WHAT IS EXPECTED
Check every line of the entries that follow, and copy the ones containing "text".

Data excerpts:
# # #

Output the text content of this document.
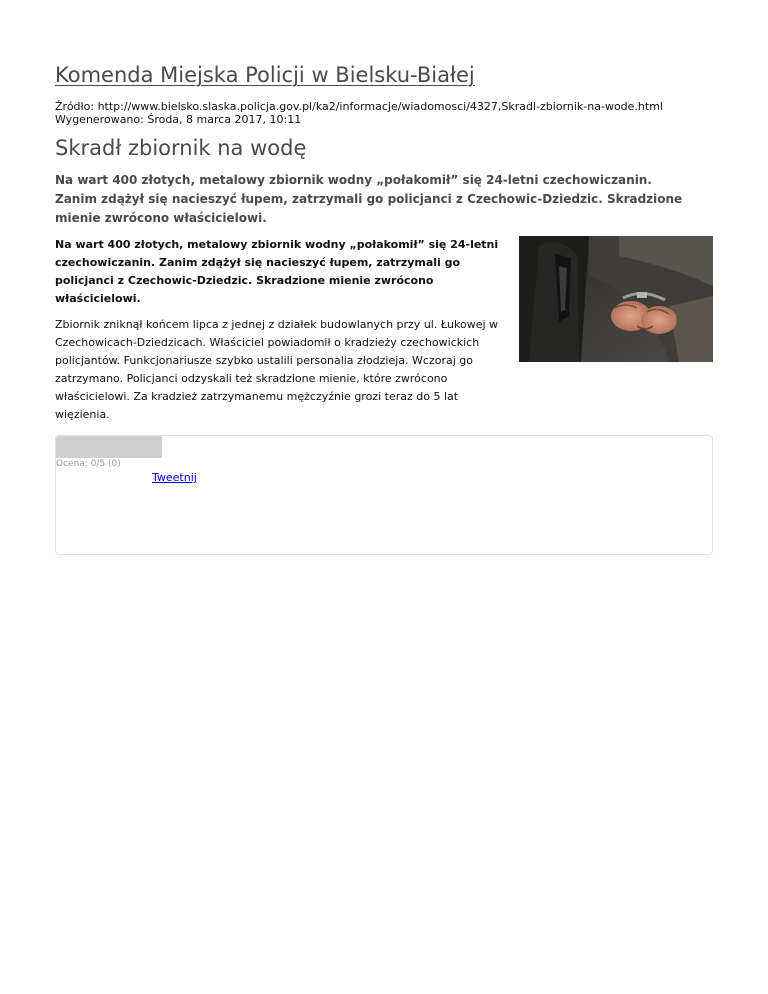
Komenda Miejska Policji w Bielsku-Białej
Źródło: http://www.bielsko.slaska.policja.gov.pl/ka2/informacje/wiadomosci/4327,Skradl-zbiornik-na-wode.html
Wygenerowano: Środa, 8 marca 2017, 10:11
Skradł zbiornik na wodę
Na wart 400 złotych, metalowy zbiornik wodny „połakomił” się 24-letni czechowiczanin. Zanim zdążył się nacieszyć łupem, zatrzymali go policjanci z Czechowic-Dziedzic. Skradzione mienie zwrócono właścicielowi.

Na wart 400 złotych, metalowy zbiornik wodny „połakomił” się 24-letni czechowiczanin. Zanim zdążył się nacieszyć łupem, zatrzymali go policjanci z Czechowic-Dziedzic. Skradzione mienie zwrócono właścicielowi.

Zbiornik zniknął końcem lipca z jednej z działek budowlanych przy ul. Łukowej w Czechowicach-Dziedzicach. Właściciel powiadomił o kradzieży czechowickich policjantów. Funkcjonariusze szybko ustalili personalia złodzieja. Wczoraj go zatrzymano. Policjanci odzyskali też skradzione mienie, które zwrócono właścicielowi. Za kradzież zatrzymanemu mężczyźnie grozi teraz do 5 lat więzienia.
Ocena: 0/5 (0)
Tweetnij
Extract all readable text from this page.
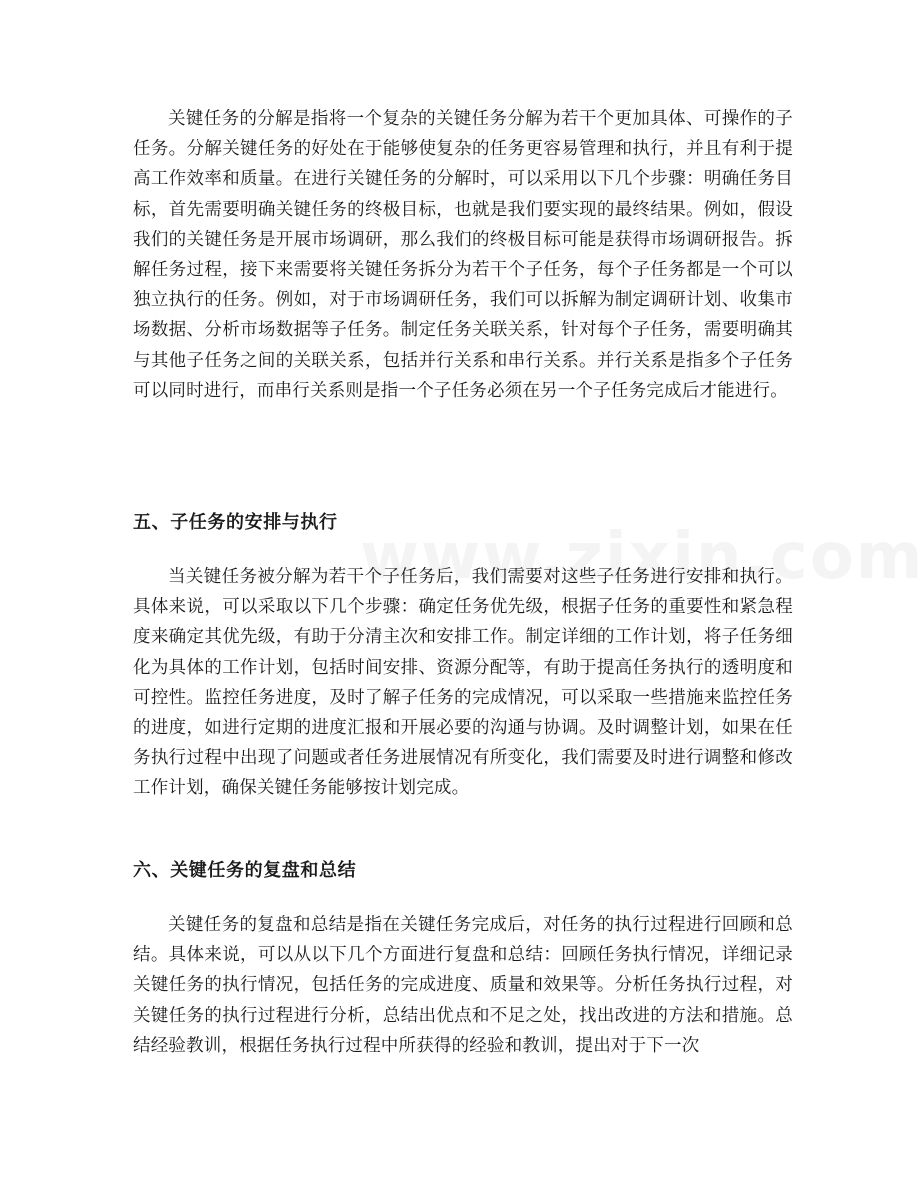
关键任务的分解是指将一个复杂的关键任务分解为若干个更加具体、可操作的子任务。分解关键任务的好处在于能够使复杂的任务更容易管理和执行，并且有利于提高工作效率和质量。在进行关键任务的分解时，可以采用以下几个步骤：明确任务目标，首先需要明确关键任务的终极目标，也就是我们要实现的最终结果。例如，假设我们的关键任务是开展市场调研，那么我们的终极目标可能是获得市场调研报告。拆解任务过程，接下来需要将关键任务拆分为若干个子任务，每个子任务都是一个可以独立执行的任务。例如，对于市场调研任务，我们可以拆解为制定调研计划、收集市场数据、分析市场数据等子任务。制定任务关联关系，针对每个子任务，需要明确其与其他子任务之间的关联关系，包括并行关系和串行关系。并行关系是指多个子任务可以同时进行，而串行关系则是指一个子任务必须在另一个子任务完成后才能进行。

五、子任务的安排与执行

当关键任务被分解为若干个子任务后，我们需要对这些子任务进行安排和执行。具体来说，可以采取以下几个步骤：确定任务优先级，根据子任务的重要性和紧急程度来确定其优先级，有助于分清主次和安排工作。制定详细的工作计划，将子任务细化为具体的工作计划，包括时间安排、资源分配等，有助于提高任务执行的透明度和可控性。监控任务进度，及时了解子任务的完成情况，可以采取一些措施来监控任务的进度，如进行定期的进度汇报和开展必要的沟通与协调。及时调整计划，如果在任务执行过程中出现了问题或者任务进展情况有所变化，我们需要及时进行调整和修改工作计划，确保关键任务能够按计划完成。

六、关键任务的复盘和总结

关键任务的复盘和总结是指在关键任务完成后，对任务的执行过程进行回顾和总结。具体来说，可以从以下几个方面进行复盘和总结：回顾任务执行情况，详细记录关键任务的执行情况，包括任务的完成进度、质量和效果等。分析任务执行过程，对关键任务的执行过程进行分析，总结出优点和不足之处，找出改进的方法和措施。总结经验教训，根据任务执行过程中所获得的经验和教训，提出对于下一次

# # #

EXPECTED OUTPUT
Output the text content of this document.
Extract all readable text from this page.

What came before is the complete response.